МАТЕРИАЛ К ЗАДАНИЮ:
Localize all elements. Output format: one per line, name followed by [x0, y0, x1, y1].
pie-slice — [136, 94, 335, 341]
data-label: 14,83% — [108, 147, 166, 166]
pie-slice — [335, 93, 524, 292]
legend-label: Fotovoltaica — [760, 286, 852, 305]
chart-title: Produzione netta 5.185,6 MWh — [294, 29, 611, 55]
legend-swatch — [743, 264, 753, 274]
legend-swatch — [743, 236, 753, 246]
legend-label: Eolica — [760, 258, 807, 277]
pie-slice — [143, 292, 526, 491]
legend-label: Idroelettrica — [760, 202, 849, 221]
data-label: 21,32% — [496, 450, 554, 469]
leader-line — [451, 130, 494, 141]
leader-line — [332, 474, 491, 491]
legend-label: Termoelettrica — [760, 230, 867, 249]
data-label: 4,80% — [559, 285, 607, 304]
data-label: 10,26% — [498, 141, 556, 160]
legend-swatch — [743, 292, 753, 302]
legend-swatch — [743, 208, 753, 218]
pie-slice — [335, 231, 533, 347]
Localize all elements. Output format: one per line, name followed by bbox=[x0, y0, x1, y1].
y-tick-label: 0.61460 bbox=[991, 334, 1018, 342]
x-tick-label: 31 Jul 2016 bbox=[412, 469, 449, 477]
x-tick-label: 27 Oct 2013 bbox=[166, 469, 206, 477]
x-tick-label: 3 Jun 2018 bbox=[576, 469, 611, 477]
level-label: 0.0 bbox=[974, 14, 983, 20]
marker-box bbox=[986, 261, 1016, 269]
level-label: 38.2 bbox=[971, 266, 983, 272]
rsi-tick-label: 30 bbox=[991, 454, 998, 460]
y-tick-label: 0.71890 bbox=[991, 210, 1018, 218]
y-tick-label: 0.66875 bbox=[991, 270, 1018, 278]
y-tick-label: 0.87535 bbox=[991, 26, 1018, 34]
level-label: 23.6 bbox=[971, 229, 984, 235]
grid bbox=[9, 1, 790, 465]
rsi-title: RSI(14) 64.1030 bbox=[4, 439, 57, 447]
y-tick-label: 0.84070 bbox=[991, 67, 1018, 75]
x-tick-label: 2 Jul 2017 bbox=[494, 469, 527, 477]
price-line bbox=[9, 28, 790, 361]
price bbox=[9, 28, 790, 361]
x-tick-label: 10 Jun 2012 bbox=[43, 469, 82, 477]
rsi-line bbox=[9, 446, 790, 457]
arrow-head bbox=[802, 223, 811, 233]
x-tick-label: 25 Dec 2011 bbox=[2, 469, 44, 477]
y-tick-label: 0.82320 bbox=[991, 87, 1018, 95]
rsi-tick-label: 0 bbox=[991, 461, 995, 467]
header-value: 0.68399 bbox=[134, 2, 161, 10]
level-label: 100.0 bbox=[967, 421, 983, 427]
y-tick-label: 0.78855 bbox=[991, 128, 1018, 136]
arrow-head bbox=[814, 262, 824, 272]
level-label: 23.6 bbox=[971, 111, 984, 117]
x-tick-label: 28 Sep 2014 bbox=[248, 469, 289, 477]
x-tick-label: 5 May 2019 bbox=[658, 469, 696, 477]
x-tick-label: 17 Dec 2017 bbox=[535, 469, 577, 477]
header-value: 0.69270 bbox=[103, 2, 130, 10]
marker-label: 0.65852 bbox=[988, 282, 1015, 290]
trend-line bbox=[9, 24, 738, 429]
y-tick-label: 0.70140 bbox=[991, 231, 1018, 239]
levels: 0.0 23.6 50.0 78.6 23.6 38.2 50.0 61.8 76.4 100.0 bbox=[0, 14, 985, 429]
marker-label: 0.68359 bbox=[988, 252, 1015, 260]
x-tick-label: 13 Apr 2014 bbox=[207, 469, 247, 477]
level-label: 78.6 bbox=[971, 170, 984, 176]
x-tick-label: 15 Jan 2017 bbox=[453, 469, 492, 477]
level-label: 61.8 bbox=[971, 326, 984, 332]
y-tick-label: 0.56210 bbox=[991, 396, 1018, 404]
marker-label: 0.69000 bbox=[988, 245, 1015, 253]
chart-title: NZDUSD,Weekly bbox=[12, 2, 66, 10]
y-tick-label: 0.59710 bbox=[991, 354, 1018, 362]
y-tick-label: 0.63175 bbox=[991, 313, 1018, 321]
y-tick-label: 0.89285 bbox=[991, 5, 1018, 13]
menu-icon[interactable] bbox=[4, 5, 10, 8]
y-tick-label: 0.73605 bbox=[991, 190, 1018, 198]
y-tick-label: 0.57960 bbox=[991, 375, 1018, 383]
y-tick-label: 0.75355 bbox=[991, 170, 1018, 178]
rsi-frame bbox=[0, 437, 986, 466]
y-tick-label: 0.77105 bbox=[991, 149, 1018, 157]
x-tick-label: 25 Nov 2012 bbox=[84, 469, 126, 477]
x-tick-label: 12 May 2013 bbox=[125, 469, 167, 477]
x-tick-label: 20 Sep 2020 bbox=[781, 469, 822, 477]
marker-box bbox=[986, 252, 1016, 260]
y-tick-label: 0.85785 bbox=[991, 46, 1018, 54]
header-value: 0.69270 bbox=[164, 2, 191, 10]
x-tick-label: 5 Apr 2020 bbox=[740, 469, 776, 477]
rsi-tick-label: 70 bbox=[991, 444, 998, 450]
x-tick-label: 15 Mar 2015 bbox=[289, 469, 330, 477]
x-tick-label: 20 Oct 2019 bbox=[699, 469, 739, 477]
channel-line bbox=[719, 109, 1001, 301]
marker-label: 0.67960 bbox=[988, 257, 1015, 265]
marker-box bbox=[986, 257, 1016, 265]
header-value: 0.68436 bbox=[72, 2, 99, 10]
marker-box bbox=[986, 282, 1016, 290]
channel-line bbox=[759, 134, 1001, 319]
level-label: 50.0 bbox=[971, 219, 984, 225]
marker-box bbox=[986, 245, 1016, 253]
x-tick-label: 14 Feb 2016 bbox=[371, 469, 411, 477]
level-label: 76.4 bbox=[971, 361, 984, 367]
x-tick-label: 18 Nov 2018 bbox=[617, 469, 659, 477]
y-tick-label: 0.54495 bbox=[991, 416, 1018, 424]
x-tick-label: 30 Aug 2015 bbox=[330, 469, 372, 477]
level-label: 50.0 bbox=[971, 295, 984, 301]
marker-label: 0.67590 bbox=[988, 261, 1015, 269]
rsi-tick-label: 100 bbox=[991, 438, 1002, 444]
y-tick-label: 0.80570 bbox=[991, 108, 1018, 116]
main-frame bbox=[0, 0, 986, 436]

СУТЬ ЗАДАНИЯ: Перепишите все строки приведённого выше материала без единого изменения.

РЕЗУЛЬТАТ:
Localize all elements. Output format: one per line, name followed by [x0, y0, x1, y1].
pie-slice — [136, 94, 335, 341]
data-label: 14,83% — [108, 147, 166, 166]
pie-slice — [335, 93, 524, 292]
legend-label: Fotovoltaica — [760, 286, 852, 305]
chart-title: Produzione netta 5.185,6 MWh — [294, 29, 611, 55]
legend-swatch — [743, 264, 753, 274]
legend-swatch — [743, 236, 753, 246]
legend-label: Eolica — [760, 258, 807, 277]
pie-slice — [143, 292, 526, 491]
legend-label: Idroelettrica — [760, 202, 849, 221]
data-label: 21,32% — [496, 450, 554, 469]
leader-line — [451, 130, 494, 141]
leader-line — [332, 474, 491, 491]
legend-label: Termoelettrica — [760, 230, 867, 249]
data-label: 4,80% — [559, 285, 607, 304]
data-label: 10,26% — [498, 141, 556, 160]
legend-swatch — [743, 292, 753, 302]
legend-swatch — [743, 208, 753, 218]
pie-slice — [335, 231, 533, 347]
Localize all elements. Output format: one per line, name followed by bbox=[x0, y0, x1, y1].
y-tick-label: 0.61460 bbox=[991, 334, 1018, 342]
x-tick-label: 31 Jul 2016 bbox=[412, 469, 449, 477]
x-tick-label: 27 Oct 2013 bbox=[166, 469, 206, 477]
x-tick-label: 3 Jun 2018 bbox=[576, 469, 611, 477]
level-label: 0.0 bbox=[974, 14, 983, 20]
marker-box bbox=[986, 261, 1016, 269]
level-label: 38.2 bbox=[971, 266, 983, 272]
rsi-tick-label: 30 bbox=[991, 454, 998, 460]
y-tick-label: 0.71890 bbox=[991, 210, 1018, 218]
y-tick-label: 0.66875 bbox=[991, 270, 1018, 278]
y-tick-label: 0.87535 bbox=[991, 26, 1018, 34]
level-label: 23.6 bbox=[971, 229, 984, 235]
grid bbox=[9, 1, 790, 465]
rsi-title: RSI(14) 64.1030 bbox=[4, 439, 57, 447]
y-tick-label: 0.84070 bbox=[991, 67, 1018, 75]
x-tick-label: 2 Jul 2017 bbox=[494, 469, 527, 477]
price-line bbox=[9, 28, 790, 361]
price bbox=[9, 28, 790, 361]
x-tick-label: 10 Jun 2012 bbox=[43, 469, 82, 477]
rsi-line bbox=[9, 446, 790, 457]
arrow-head bbox=[802, 223, 811, 233]
x-tick-label: 25 Dec 2011 bbox=[2, 469, 44, 477]
y-tick-label: 0.82320 bbox=[991, 87, 1018, 95]
rsi-tick-label: 0 bbox=[991, 461, 995, 467]
header-value: 0.68399 bbox=[134, 2, 161, 10]
level-label: 100.0 bbox=[967, 421, 983, 427]
y-tick-label: 0.78855 bbox=[991, 128, 1018, 136]
arrow-head bbox=[814, 262, 824, 272]
level-label: 23.6 bbox=[971, 111, 984, 117]
x-tick-label: 28 Sep 2014 bbox=[248, 469, 289, 477]
x-tick-label: 5 May 2019 bbox=[658, 469, 696, 477]
x-tick-label: 17 Dec 2017 bbox=[535, 469, 577, 477]
header-value: 0.69270 bbox=[103, 2, 130, 10]
marker-label: 0.65852 bbox=[988, 282, 1015, 290]
trend-line bbox=[9, 24, 738, 429]
y-tick-label: 0.70140 bbox=[991, 231, 1018, 239]
levels: 0.0 23.6 50.0 78.6 23.6 38.2 50.0 61.8 76.4 100.0 bbox=[0, 14, 985, 429]
marker-label: 0.68359 bbox=[988, 252, 1015, 260]
x-tick-label: 13 Apr 2014 bbox=[207, 469, 247, 477]
level-label: 78.6 bbox=[971, 170, 984, 176]
x-tick-label: 15 Jan 2017 bbox=[453, 469, 492, 477]
level-label: 61.8 bbox=[971, 326, 984, 332]
y-tick-label: 0.56210 bbox=[991, 396, 1018, 404]
marker-label: 0.69000 bbox=[988, 245, 1015, 253]
chart-title: NZDUSD,Weekly bbox=[12, 2, 66, 10]
y-tick-label: 0.59710 bbox=[991, 354, 1018, 362]
y-tick-label: 0.63175 bbox=[991, 313, 1018, 321]
y-tick-label: 0.89285 bbox=[991, 5, 1018, 13]
menu-icon[interactable] bbox=[4, 5, 10, 8]
y-tick-label: 0.73605 bbox=[991, 190, 1018, 198]
y-tick-label: 0.57960 bbox=[991, 375, 1018, 383]
y-tick-label: 0.75355 bbox=[991, 170, 1018, 178]
rsi-frame bbox=[0, 437, 986, 466]
y-tick-label: 0.77105 bbox=[991, 149, 1018, 157]
x-tick-label: 25 Nov 2012 bbox=[84, 469, 126, 477]
x-tick-label: 12 May 2013 bbox=[125, 469, 167, 477]
x-tick-label: 20 Sep 2020 bbox=[781, 469, 822, 477]
marker-box bbox=[986, 252, 1016, 260]
y-tick-label: 0.85785 bbox=[991, 46, 1018, 54]
header-value: 0.69270 bbox=[164, 2, 191, 10]
x-tick-label: 5 Apr 2020 bbox=[740, 469, 776, 477]
rsi-tick-label: 70 bbox=[991, 444, 998, 450]
x-tick-label: 15 Mar 2015 bbox=[289, 469, 330, 477]
x-tick-label: 20 Oct 2019 bbox=[699, 469, 739, 477]
channel-line bbox=[719, 109, 1001, 301]
marker-label: 0.67960 bbox=[988, 257, 1015, 265]
marker-box bbox=[986, 257, 1016, 265]
header-value: 0.68436 bbox=[72, 2, 99, 10]
marker-box bbox=[986, 282, 1016, 290]
channel-line bbox=[759, 134, 1001, 319]
level-label: 50.0 bbox=[971, 219, 984, 225]
marker-box bbox=[986, 245, 1016, 253]
x-tick-label: 14 Feb 2016 bbox=[371, 469, 411, 477]
level-label: 76.4 bbox=[971, 361, 984, 367]
x-tick-label: 18 Nov 2018 bbox=[617, 469, 659, 477]
y-tick-label: 0.54495 bbox=[991, 416, 1018, 424]
x-tick-label: 30 Aug 2015 bbox=[330, 469, 372, 477]
level-label: 50.0 bbox=[971, 295, 984, 301]
marker-label: 0.67590 bbox=[988, 261, 1015, 269]
rsi-tick-label: 100 bbox=[991, 438, 1002, 444]
y-tick-label: 0.80570 bbox=[991, 108, 1018, 116]
main-frame bbox=[0, 0, 986, 436]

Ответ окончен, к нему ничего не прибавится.